-- start of SUPPLIED ENTRIES --
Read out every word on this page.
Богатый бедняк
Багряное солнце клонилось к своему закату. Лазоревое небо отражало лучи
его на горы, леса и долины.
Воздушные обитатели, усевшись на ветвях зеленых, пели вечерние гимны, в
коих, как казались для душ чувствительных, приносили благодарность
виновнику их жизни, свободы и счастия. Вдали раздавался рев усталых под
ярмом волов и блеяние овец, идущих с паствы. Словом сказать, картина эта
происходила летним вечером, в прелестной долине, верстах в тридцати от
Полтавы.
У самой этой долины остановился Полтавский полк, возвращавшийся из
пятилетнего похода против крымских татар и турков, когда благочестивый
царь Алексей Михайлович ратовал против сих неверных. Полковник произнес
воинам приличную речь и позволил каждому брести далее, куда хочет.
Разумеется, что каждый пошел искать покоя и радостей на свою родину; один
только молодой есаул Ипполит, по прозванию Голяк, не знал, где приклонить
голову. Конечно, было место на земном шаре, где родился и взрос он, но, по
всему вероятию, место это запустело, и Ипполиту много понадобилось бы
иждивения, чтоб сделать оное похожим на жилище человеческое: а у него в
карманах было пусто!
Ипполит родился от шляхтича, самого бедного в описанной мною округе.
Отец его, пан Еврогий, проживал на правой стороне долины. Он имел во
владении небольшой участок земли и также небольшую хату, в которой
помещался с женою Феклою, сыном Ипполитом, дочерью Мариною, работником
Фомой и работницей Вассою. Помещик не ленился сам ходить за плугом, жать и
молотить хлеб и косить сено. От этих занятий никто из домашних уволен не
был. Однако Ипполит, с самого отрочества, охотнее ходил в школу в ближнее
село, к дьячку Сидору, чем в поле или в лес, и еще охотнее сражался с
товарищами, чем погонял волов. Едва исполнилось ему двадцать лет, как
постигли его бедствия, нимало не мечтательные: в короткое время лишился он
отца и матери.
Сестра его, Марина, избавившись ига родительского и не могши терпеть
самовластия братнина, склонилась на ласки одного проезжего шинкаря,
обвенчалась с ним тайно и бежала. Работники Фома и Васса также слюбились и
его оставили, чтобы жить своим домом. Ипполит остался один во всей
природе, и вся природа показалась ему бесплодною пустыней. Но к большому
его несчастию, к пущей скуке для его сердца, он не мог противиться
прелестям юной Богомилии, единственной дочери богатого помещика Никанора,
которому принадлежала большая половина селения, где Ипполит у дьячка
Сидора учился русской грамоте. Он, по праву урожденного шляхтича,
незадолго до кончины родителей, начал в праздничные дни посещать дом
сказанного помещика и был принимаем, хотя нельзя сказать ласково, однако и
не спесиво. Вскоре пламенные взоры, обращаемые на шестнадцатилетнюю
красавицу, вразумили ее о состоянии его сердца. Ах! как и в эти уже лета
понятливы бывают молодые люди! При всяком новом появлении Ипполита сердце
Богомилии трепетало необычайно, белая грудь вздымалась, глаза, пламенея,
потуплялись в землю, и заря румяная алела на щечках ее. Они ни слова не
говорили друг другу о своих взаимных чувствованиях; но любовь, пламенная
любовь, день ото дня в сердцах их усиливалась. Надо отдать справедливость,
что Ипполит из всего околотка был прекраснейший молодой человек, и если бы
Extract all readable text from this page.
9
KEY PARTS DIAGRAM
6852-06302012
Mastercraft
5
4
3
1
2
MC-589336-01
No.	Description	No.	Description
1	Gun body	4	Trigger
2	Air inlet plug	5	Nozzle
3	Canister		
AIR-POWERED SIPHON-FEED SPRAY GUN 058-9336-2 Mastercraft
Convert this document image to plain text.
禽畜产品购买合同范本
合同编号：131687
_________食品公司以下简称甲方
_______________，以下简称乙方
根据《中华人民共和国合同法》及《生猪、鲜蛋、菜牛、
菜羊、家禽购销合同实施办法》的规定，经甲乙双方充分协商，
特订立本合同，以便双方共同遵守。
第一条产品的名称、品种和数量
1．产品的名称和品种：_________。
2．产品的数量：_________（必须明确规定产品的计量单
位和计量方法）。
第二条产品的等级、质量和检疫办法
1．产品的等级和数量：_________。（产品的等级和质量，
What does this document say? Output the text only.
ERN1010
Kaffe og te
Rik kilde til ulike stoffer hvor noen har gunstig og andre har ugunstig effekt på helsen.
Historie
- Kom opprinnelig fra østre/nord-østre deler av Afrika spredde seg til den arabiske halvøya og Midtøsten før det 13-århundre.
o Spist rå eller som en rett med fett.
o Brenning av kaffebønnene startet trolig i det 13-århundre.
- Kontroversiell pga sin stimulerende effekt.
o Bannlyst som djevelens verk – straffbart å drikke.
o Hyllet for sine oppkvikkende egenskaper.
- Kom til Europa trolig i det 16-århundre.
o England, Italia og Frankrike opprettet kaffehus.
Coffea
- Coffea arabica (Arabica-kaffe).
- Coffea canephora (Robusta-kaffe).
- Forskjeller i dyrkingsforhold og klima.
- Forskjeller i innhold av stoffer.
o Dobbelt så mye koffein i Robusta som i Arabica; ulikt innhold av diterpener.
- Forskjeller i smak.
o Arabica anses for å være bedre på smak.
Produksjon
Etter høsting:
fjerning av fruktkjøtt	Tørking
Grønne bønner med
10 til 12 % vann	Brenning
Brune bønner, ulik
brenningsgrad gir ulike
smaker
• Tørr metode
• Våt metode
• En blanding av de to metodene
-- end of SUPPLIED ENTRIES --
■ TASK GOAL:
Extract all of the data exactly as written.

■ ANSWER BELOW:
Read out every word on this page.
Богатый бедняк
Багряное солнце клонилось к своему закату. Лазоревое небо отражало лучи
его на горы, леса и долины.
Воздушные обитатели, усевшись на ветвях зеленых, пели вечерние гимны, в
коих, как казались для душ чувствительных, приносили благодарность
виновнику их жизни, свободы и счастия. Вдали раздавался рев усталых под
ярмом волов и блеяние овец, идущих с паствы. Словом сказать, картина эта
происходила летним вечером, в прелестной долине, верстах в тридцати от
Полтавы.
У самой этой долины остановился Полтавский полк, возвращавшийся из
пятилетнего похода против крымских татар и турков, когда благочестивый
царь Алексей Михайлович ратовал против сих неверных. Полковник произнес
воинам приличную речь и позволил каждому брести далее, куда хочет.
Разумеется, что каждый пошел искать покоя и радостей на свою родину; один
только молодой есаул Ипполит, по прозванию Голяк, не знал, где приклонить
голову. Конечно, было место на земном шаре, где родился и взрос он, но, по
всему вероятию, место это запустело, и Ипполиту много понадобилось бы
иждивения, чтоб сделать оное похожим на жилище человеческое: а у него в
карманах было пусто!
Ипполит родился от шляхтича, самого бедного в описанной мною округе.
Отец его, пан Еврогий, проживал на правой стороне долины. Он имел во
владении небольшой участок земли и также небольшую хату, в которой
помещался с женою Феклою, сыном Ипполитом, дочерью Мариною, работником
Фомой и работницей Вассою. Помещик не ленился сам ходить за плугом, жать и
молотить хлеб и косить сено. От этих занятий никто из домашних уволен не
был. Однако Ипполит, с самого отрочества, охотнее ходил в школу в ближнее
село, к дьячку Сидору, чем в поле или в лес, и еще охотнее сражался с
товарищами, чем погонял волов. Едва исполнилось ему двадцать лет, как
постигли его бедствия, нимало не мечтательные: в короткое время лишился он
отца и матери.
Сестра его, Марина, избавившись ига родительского и не могши терпеть
самовластия братнина, склонилась на ласки одного проезжего шинкаря,
обвенчалась с ним тайно и бежала. Работники Фома и Васса также слюбились и
его оставили, чтобы жить своим домом. Ипполит остался один во всей
природе, и вся природа показалась ему бесплодною пустыней. Но к большому
его несчастию, к пущей скуке для его сердца, он не мог противиться
прелестям юной Богомилии, единственной дочери богатого помещика Никанора,
которому принадлежала большая половина селения, где Ипполит у дьячка
Сидора учился русской грамоте. Он, по праву урожденного шляхтича,
незадолго до кончины родителей, начал в праздничные дни посещать дом
сказанного помещика и был принимаем, хотя нельзя сказать ласково, однако и
не спесиво. Вскоре пламенные взоры, обращаемые на шестнадцатилетнюю
красавицу, вразумили ее о состоянии его сердца. Ах! как и в эти уже лета
понятливы бывают молодые люди! При всяком новом появлении Ипполита сердце
Богомилии трепетало необычайно, белая грудь вздымалась, глаза, пламенея,
потуплялись в землю, и заря румяная алела на щечках ее. Они ни слова не
говорили друг другу о своих взаимных чувствованиях; но любовь, пламенная
любовь, день ото дня в сердцах их усиливалась. Надо отдать справедливость,
что Ипполит из всего околотка был прекраснейший молодой человек, и если бы
Extract all readable text from this page.
9
KEY PARTS DIAGRAM
6852-06302012
Mastercraft
5
4
3
1
2
MC-589336-01
No.	Description	No.	Description
1	Gun body	4	Trigger
2	Air inlet plug	5	Nozzle
3	Canister		
AIR-POWERED SIPHON-FEED SPRAY GUN 058-9336-2 Mastercraft
Convert this document image to plain text.
禽畜产品购买合同范本
合同编号：131687
_________食品公司以下简称甲方
_______________，以下简称乙方
根据《中华人民共和国合同法》及《生猪、鲜蛋、菜牛、
菜羊、家禽购销合同实施办法》的规定，经甲乙双方充分协商，
特订立本合同，以便双方共同遵守。
第一条产品的名称、品种和数量
1．产品的名称和品种：_________。
2．产品的数量：_________（必须明确规定产品的计量单
位和计量方法）。
第二条产品的等级、质量和检疫办法
1．产品的等级和数量：_________。（产品的等级和质量，
What does this document say? Output the text only.
ERN1010
Kaffe og te
Rik kilde til ulike stoffer hvor noen har gunstig og andre har ugunstig effekt på helsen.
Historie
- Kom opprinnelig fra østre/nord-østre deler av Afrika spredde seg til den arabiske halvøya og Midtøsten før det 13-århundre.
o Spist rå eller som en rett med fett.
o Brenning av kaffebønnene startet trolig i det 13-århundre.
- Kontroversiell pga sin stimulerende effekt.
o Bannlyst som djevelens verk – straffbart å drikke.
o Hyllet for sine oppkvikkende egenskaper.
- Kom til Europa trolig i det 16-århundre.
o England, Italia og Frankrike opprettet kaffehus.
Coffea
- Coffea arabica (Arabica-kaffe).
- Coffea canephora (Robusta-kaffe).
- Forskjeller i dyrkingsforhold og klima.
- Forskjeller i innhold av stoffer.
o Dobbelt så mye koffein i Robusta som i Arabica; ulikt innhold av diterpener.
- Forskjeller i smak.
o Arabica anses for å være bedre på smak.
Produksjon
Etter høsting:
fjerning av fruktkjøtt	Tørking
Grønne bønner med
10 til 12 % vann	Brenning
Brune bønner, ulik
brenningsgrad gir ulike
smaker
• Tørr metode
• Våt metode
• En blanding av de to metodene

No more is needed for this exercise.